Supplied data:
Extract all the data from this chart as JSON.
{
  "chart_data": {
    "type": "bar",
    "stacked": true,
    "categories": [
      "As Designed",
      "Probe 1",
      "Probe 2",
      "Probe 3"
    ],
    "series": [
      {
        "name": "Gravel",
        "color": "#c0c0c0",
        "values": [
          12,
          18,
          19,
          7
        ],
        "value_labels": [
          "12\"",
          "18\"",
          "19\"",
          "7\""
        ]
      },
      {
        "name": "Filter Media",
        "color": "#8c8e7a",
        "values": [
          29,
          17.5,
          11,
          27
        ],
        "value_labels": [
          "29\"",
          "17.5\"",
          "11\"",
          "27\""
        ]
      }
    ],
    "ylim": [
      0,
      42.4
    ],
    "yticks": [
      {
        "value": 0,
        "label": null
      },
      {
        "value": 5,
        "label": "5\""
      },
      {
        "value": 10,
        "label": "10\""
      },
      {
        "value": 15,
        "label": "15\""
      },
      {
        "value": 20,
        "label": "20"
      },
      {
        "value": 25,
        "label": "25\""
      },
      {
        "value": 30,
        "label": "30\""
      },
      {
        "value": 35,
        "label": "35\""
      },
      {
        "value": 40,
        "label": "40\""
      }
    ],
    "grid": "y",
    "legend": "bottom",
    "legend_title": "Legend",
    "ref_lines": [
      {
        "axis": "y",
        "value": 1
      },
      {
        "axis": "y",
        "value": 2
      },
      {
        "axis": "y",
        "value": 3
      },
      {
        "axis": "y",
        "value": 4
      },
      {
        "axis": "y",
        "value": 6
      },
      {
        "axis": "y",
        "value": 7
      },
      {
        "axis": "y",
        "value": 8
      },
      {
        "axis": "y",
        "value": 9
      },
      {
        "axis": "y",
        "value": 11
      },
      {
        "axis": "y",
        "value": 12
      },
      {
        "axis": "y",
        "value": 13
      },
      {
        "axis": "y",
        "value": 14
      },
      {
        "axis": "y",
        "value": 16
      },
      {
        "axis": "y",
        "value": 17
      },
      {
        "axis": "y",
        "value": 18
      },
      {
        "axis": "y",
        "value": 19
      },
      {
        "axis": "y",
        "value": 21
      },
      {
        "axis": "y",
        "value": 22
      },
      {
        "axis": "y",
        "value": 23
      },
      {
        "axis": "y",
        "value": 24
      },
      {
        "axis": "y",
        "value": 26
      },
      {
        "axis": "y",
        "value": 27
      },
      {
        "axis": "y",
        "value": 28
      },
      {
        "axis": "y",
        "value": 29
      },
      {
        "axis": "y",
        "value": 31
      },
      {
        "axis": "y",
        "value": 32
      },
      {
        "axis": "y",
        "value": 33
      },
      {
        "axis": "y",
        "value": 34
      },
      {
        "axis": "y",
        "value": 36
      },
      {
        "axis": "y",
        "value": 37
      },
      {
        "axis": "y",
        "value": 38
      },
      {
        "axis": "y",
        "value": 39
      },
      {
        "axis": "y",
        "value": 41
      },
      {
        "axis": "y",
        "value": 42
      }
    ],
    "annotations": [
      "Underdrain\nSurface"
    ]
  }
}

Required task: Return all the data exactly as given.

Answer to this exercise:
Extract all the data from this chart as JSON.
{
  "chart_data": {
    "type": "bar",
    "stacked": true,
    "categories": [
      "As Designed",
      "Probe 1",
      "Probe 2",
      "Probe 3"
    ],
    "series": [
      {
        "name": "Gravel",
        "color": "#c0c0c0",
        "values": [
          12,
          18,
          19,
          7
        ],
        "value_labels": [
          "12\"",
          "18\"",
          "19\"",
          "7\""
        ]
      },
      {
        "name": "Filter Media",
        "color": "#8c8e7a",
        "values": [
          29,
          17.5,
          11,
          27
        ],
        "value_labels": [
          "29\"",
          "17.5\"",
          "11\"",
          "27\""
        ]
      }
    ],
    "ylim": [
      0,
      42.4
    ],
    "yticks": [
      {
        "value": 0,
        "label": null
      },
      {
        "value": 5,
        "label": "5\""
      },
      {
        "value": 10,
        "label": "10\""
      },
      {
        "value": 15,
        "label": "15\""
      },
      {
        "value": 20,
        "label": "20"
      },
      {
        "value": 25,
        "label": "25\""
      },
      {
        "value": 30,
        "label": "30\""
      },
      {
        "value": 35,
        "label": "35\""
      },
      {
        "value": 40,
        "label": "40\""
      }
    ],
    "grid": "y",
    "legend": "bottom",
    "legend_title": "Legend",
    "ref_lines": [
      {
        "axis": "y",
        "value": 1
      },
      {
        "axis": "y",
        "value": 2
      },
      {
        "axis": "y",
        "value": 3
      },
      {
        "axis": "y",
        "value": 4
      },
      {
        "axis": "y",
        "value": 6
      },
      {
        "axis": "y",
        "value": 7
      },
      {
        "axis": "y",
        "value": 8
      },
      {
        "axis": "y",
        "value": 9
      },
      {
        "axis": "y",
        "value": 11
      },
      {
        "axis": "y",
        "value": 12
      },
      {
        "axis": "y",
        "value": 13
      },
      {
        "axis": "y",
        "value": 14
      },
      {
        "axis": "y",
        "value": 16
      },
      {
        "axis": "y",
        "value": 17
      },
      {
        "axis": "y",
        "value": 18
      },
      {
        "axis": "y",
        "value": 19
      },
      {
        "axis": "y",
        "value": 21
      },
      {
        "axis": "y",
        "value": 22
      },
      {
        "axis": "y",
        "value": 23
      },
      {
        "axis": "y",
        "value": 24
      },
      {
        "axis": "y",
        "value": 26
      },
      {
        "axis": "y",
        "value": 27
      },
      {
        "axis": "y",
        "value": 28
      },
      {
        "axis": "y",
        "value": 29
      },
      {
        "axis": "y",
        "value": 31
      },
      {
        "axis": "y",
        "value": 32
      },
      {
        "axis": "y",
        "value": 33
      },
      {
        "axis": "y",
        "value": 34
      },
      {
        "axis": "y",
        "value": 36
      },
      {
        "axis": "y",
        "value": 37
      },
      {
        "axis": "y",
        "value": 38
      },
      {
        "axis": "y",
        "value": 39
      },
      {
        "axis": "y",
        "value": 41
      },
      {
        "axis": "y",
        "value": 42
      }
    ],
    "annotations": [
      "Underdrain\nSurface"
    ]
  }
}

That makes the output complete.